Guillaume Lagane : Il y a eu un rapport de l'IRSEM, un centre de recherche du ministère des armées, sur la propagande chinoise et russe. S'agissant de la propagande chinoise vis-à-vis des pays occidentaux, je ne suis pas certain qu'il y ait un ciblage particulier de la France par la Chine. Je pense que la Chine vise en général les pays occidentaux, la France étant incluse dans cette cible générale.

Il y a trois objectifs sous-jacents à cela. Tout d'abord, il y a une volonté de contrôler la communauté chinoise. Il est connu que Pékin fait de l’entrisme dans travers les diasporas chinoises dans le monde, officiellement pour combattre le crime, mais en réalité pour exercer un contrôle sur ces communautés et éviter qu'une quelconque opposition s'y fasse jour, critiquant l'emprise du parti communiste chinois (PCC). 

Ensuite, il y a un espionnage traditionnel entre États, avec une dimension économique et industrielle significative du côté chinois. Pendant longtemps, la Chine a favorisé son développement en copiant des secrets industriels occidentaux. 

Enfin, il y a une tentative, similaire à celle de la Russie mais à une échelle moindre, de diviser les sociétés occidentales et de miner leur confiance en elles-mêmes. Cette stratégie s'inscrit dans la lignée des enseignements de Sun Tzu, où affaiblir l'ennemi psychologiquement est considéré comme une victoire avant même le début du conflit.

## CONSIGNE A
Dans les entrées, reprenez tout ce qui va de la ligne contenant « - legend-label: negative: [1059, 101, 1142, 121] » jusqu'à celle contenant « - y-tick-label: 10000: [65, 358, 124, 374] » en remplaçant « y-tick-label » par « y-axis-label ». Ne modifiez rien d'autre.

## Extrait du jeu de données

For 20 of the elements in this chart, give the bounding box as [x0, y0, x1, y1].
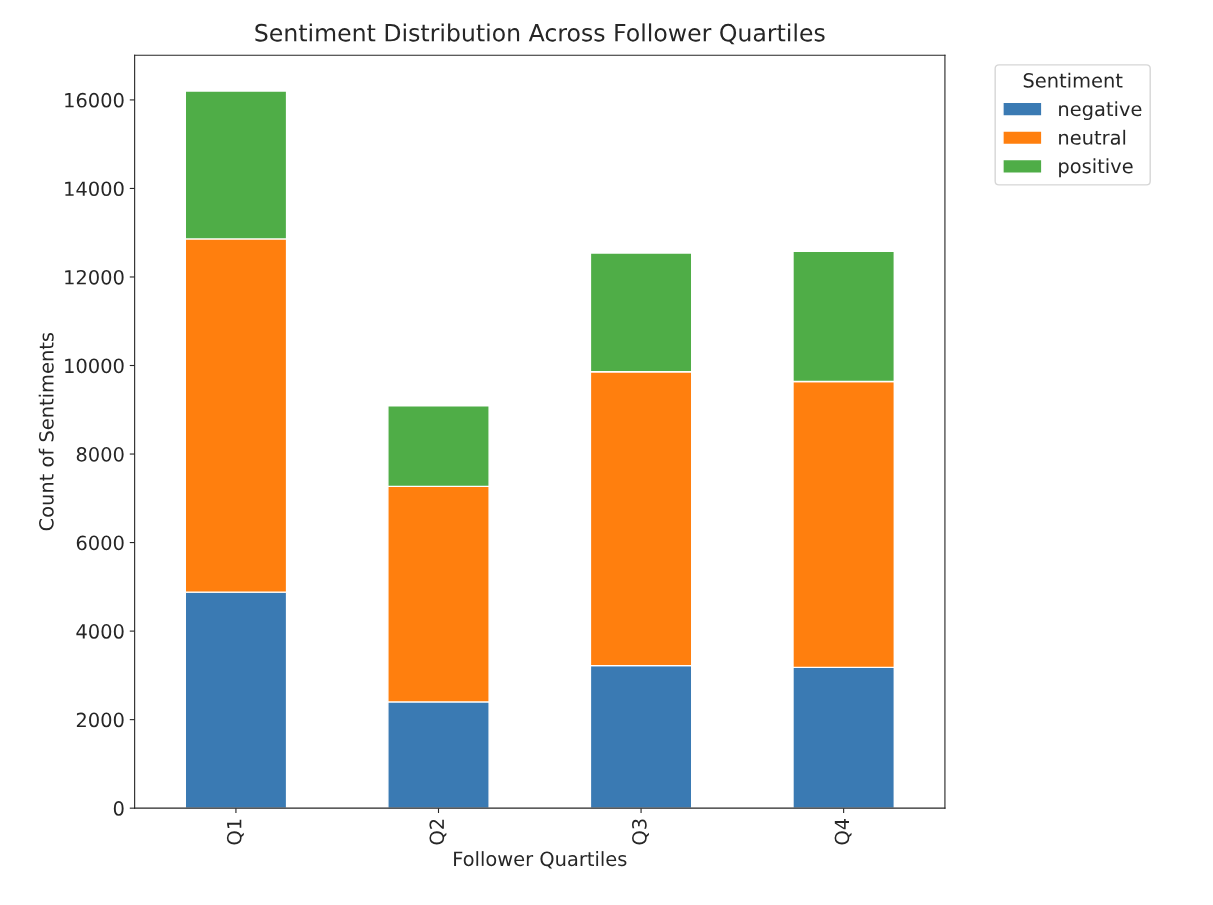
- legend-label: negative: [1059, 101, 1142, 121]
- x-tick-label: Q3: [632, 819, 649, 845]
- y-tick-label: 16000: [65, 92, 124, 108]
- legend-label: positive: [1059, 158, 1133, 178]
- y-tick-label: 14000: [65, 181, 124, 197]
- y-tick-label: 10000: [65, 358, 124, 374]
- y-tick-label: 6000: [76, 535, 124, 551]
- legend-title: Sentiment: [1023, 72, 1123, 88]
- legend-label: neutral: [1059, 129, 1126, 145]
- x-tick-label: Q2: [429, 819, 447, 845]
- y-axis-title: Count of Sentiments: [38, 332, 54, 531]
- chart-title: Sentiment Distribution Across Follower Quartiles: [255, 23, 825, 45]
- y-tick-label: 2000: [76, 712, 124, 728]
- y-tick-label: 8000: [76, 447, 124, 462]
- x-tick-label: Q4: [834, 818, 852, 845]
- y-tick-label: 12000: [65, 269, 124, 285]
- x-tick-label: Q1: [226, 819, 244, 845]
- x-axis-title: Follower Quartiles: [454, 851, 627, 869]
- y-tick-label: 0: [113, 801, 124, 816]
- y-tick-label: 4000: [76, 624, 124, 639]
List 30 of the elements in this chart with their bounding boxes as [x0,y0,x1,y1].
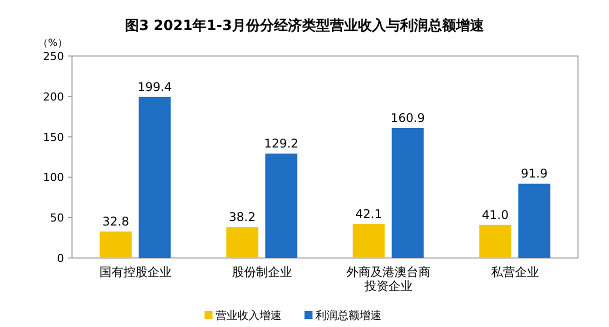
x-tick-label: 私营企业 [490,265,539,279]
data-label: 42.1 [355,206,382,221]
data-label: 91.9 [520,166,548,181]
chart-title: 图3 2021年1-3月份分经济类型营业收入与利润总额增速 [125,17,485,34]
bar [352,224,385,258]
x-tick-label: 国有控股企业 [99,265,172,279]
x-tick-label: 股份制企业 [232,265,292,279]
bar [479,224,512,258]
y-tick-label: 100 [43,171,64,184]
y-tick-label: 200 [43,90,64,104]
y-tick-label: 0 [57,252,64,265]
bar [226,227,258,258]
y-tick-label: 50 [50,212,64,225]
x-tick-label: 外商及港澳台商投资企业 [346,265,430,293]
bar [100,232,132,258]
data-label: 160.9 [390,110,425,125]
data-label: 38.2 [228,210,256,224]
data-label: 199.4 [138,80,172,94]
legend-label: 营业收入增速 [216,309,282,322]
y-tick-label: 250 [43,50,64,63]
data-label: 41.0 [482,208,509,222]
legend-label: 利润总额增速 [316,309,382,322]
y-axis-title: （%） [38,38,68,49]
bar [392,128,424,258]
bar [265,154,298,258]
data-label: 32.8 [102,214,130,228]
bar [138,96,171,258]
bar [518,184,550,258]
y-tick-label: 150 [43,130,64,144]
data-label: 129.2 [264,136,298,151]
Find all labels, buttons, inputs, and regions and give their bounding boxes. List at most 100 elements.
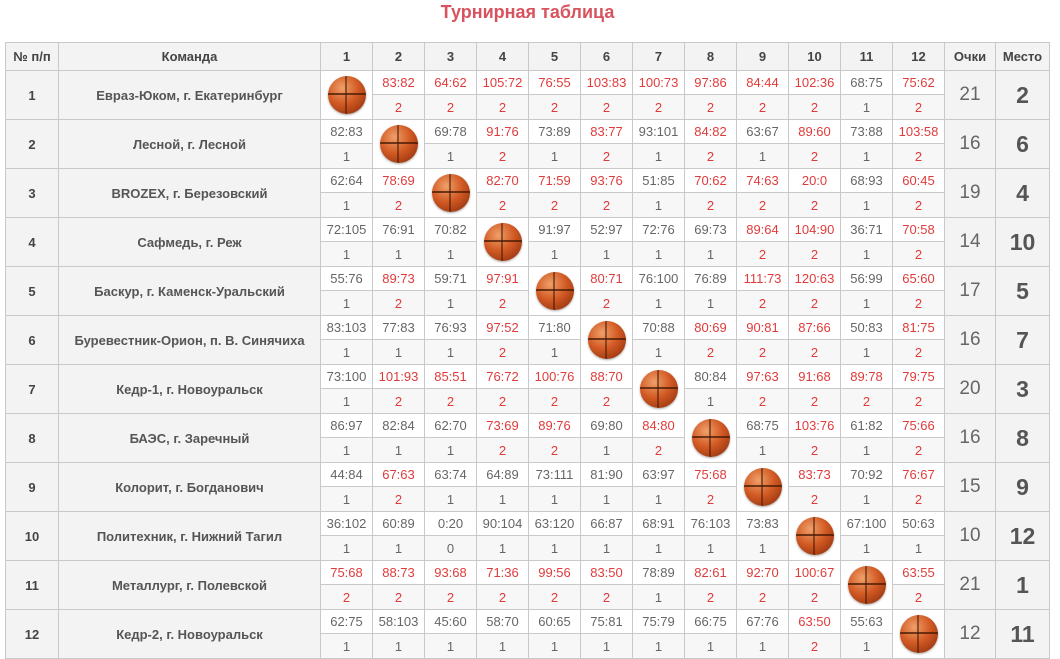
team-place: 1: [995, 560, 1050, 610]
team-points: 17: [944, 266, 996, 316]
team-points: 14: [944, 217, 996, 267]
match-points: 1: [424, 437, 477, 463]
match-points: 2: [476, 143, 529, 169]
team-points: 10: [944, 511, 996, 561]
page-title: Турнирная таблица: [440, 2, 615, 22]
team-points: 12: [944, 609, 996, 659]
match-points: 2: [788, 584, 841, 610]
match-points: 1: [528, 143, 581, 169]
match-score: 120:63: [788, 266, 841, 291]
match-points: 1: [892, 535, 945, 561]
match-score: 76:93: [424, 315, 477, 340]
match-score: 100:67: [788, 560, 841, 585]
match-points: 2: [320, 584, 373, 610]
match-score: 66:75: [684, 609, 737, 634]
basketball-icon: [743, 468, 782, 506]
match-score: 103:58: [892, 119, 945, 144]
column-header-round: 12: [892, 42, 945, 71]
match-points: 2: [528, 437, 581, 463]
match-score: 79:75: [892, 364, 945, 389]
match-points: 2: [840, 388, 893, 414]
team-place: 6: [995, 119, 1050, 169]
match-points: 2: [892, 388, 945, 414]
match-score: 89:76: [528, 413, 581, 438]
match-points: 1: [320, 388, 373, 414]
match-score: 93:76: [580, 168, 633, 193]
match-score: 83:73: [788, 462, 841, 487]
match-points: 1: [840, 339, 893, 365]
column-header-round: 4: [476, 42, 529, 71]
match-points: 1: [632, 633, 685, 659]
match-score: 71:59: [528, 168, 581, 193]
match-points: 1: [736, 535, 789, 561]
match-score: 67:63: [372, 462, 425, 487]
match-score: 97:86: [684, 70, 737, 95]
match-points: 1: [528, 486, 581, 512]
match-points: 1: [840, 290, 893, 316]
match-score: 62:75: [320, 609, 373, 634]
match-points: 2: [476, 94, 529, 120]
match-score: 80:69: [684, 315, 737, 340]
basketball-icon: [535, 272, 574, 310]
match-score: 50:63: [892, 511, 945, 536]
match-score: 89:64: [736, 217, 789, 242]
match-score: 67:76: [736, 609, 789, 634]
table-row: 11 Металлург, г. Полевской 75:68 88:73 93:68…: [5, 560, 1050, 610]
self-match-cell: [528, 266, 581, 316]
team-name: Кедр-1, г. Новоуральск: [58, 364, 321, 414]
match-score: 101:93: [372, 364, 425, 389]
match-score: 61:82: [840, 413, 893, 438]
match-points: 1: [320, 633, 373, 659]
team-number: 10: [5, 511, 59, 561]
match-points: 2: [372, 290, 425, 316]
team-place: 11: [995, 609, 1050, 659]
match-points: 1: [632, 143, 685, 169]
match-score: 63:50: [788, 609, 841, 634]
match-points: 2: [580, 584, 633, 610]
match-points: 1: [528, 339, 581, 365]
match-points: 2: [788, 143, 841, 169]
team-name: Лесной, г. Лесной: [58, 119, 321, 169]
match-score: 73:69: [476, 413, 529, 438]
match-score: 76:55: [528, 70, 581, 95]
match-score: 75:68: [320, 560, 373, 585]
match-score: 71:36: [476, 560, 529, 585]
match-score: 70:92: [840, 462, 893, 487]
match-points: 1: [684, 633, 737, 659]
team-number: 5: [5, 266, 59, 316]
match-points: 1: [736, 633, 789, 659]
match-score: 50:83: [840, 315, 893, 340]
match-score: 104:90: [788, 217, 841, 242]
table-row: 12 Кедр-2, г. Новоуральск 62:75 58:103 45:60…: [5, 609, 1050, 659]
match-score: 82:70: [476, 168, 529, 193]
match-points: 2: [580, 290, 633, 316]
match-score: 83:103: [320, 315, 373, 340]
match-points: 2: [372, 584, 425, 610]
match-score: 59:71: [424, 266, 477, 291]
match-score: 97:63: [736, 364, 789, 389]
match-score: 63:74: [424, 462, 477, 487]
match-score: 80:84: [684, 364, 737, 389]
team-name: Колорит, г. Богданович: [58, 462, 321, 512]
match-points: 1: [320, 437, 373, 463]
match-score: 36:102: [320, 511, 373, 536]
match-points: 1: [372, 633, 425, 659]
match-score: 69:78: [424, 119, 477, 144]
table-row: 10 Политехник, г. Нижний Тагил 36:102 60:89…: [5, 511, 1050, 561]
match-points: 1: [424, 290, 477, 316]
self-match-cell: [684, 413, 737, 463]
match-score: 71:80: [528, 315, 581, 340]
team-name: БАЭС, г. Заречный: [58, 413, 321, 463]
match-points: 2: [892, 486, 945, 512]
basketball-icon: [587, 321, 626, 359]
match-score: 52:97: [580, 217, 633, 242]
team-points: 19: [944, 168, 996, 218]
match-points: 2: [476, 584, 529, 610]
self-match-cell: [788, 511, 841, 561]
match-points: 1: [684, 388, 737, 414]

## CONSIGNE B
Transcrivez fidèlement le texte sur la propagande chinoise, depuis les mots « Enfin, il y » jusqu'aux mots « début du conflit. ».

## RÉPONSE A
- legend-label: negative: [1059, 101, 1142, 121]
- x-tick-label: Q3: [632, 819, 649, 845]
- y-axis-label: 16000: [65, 92, 124, 108]
- legend-label: positive: [1059, 158, 1133, 178]
- y-axis-label: 14000: [65, 181, 124, 197]
- y-axis-label: 10000: [65, 358, 124, 374]

## RÉPONSE B
Enfin, il y a une tentative, similaire à celle de la Russie mais à une échelle moindre, de diviser les sociétés occidentales et de miner leur confiance en elles-mêmes. Cette stratégie s'inscrit dans la lignée des enseignements de Sun Tzu, où affaiblir l'ennemi psychologiquement est considéré comme une victoire avant même le début du conflit.